Task goal: Identify every line in the records below that contains the word "text", and copy each of those lines.
-- start Entries supplied --
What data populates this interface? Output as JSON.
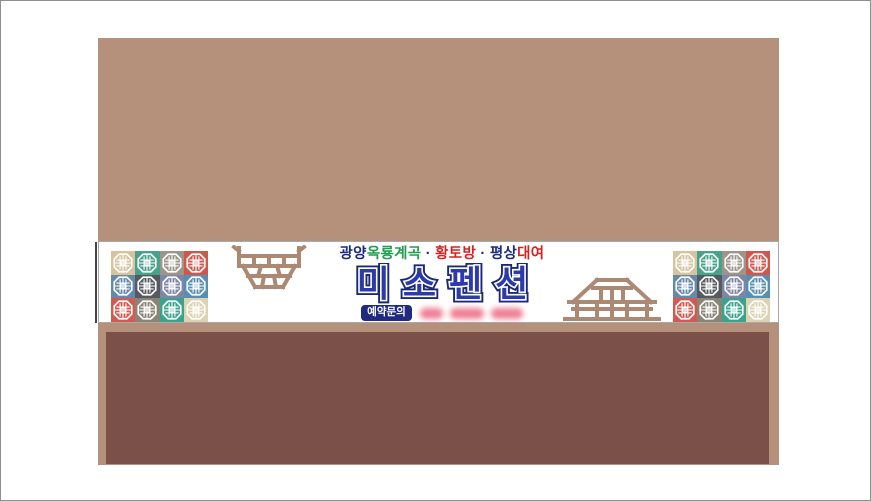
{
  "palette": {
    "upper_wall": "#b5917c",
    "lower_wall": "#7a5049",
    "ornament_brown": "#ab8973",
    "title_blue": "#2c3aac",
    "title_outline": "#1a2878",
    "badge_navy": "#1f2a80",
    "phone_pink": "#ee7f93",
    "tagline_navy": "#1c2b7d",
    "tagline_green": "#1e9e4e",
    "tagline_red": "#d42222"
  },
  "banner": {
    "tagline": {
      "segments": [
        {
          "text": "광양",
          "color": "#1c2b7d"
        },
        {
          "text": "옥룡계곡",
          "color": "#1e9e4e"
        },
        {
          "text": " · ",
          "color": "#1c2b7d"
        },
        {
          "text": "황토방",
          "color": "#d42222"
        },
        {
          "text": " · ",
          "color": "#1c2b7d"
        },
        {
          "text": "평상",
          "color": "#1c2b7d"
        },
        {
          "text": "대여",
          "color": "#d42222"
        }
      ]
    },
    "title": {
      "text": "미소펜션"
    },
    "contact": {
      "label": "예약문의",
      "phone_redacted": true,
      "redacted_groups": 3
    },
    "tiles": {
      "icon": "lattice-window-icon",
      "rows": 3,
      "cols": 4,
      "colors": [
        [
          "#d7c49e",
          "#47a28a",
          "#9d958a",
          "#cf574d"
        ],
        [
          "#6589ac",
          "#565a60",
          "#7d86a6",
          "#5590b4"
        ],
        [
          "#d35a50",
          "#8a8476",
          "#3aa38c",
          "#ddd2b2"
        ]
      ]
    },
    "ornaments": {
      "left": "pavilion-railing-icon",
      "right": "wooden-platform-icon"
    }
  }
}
-- end Entries supplied --
The response:
          "text": "광양",
          "text": "옥룡계곡",
          "text": " · ",
          "text": "황토방",
          "text": " · ",
          "text": "평상",
          "text": "대여",
      "text": "미소펜션"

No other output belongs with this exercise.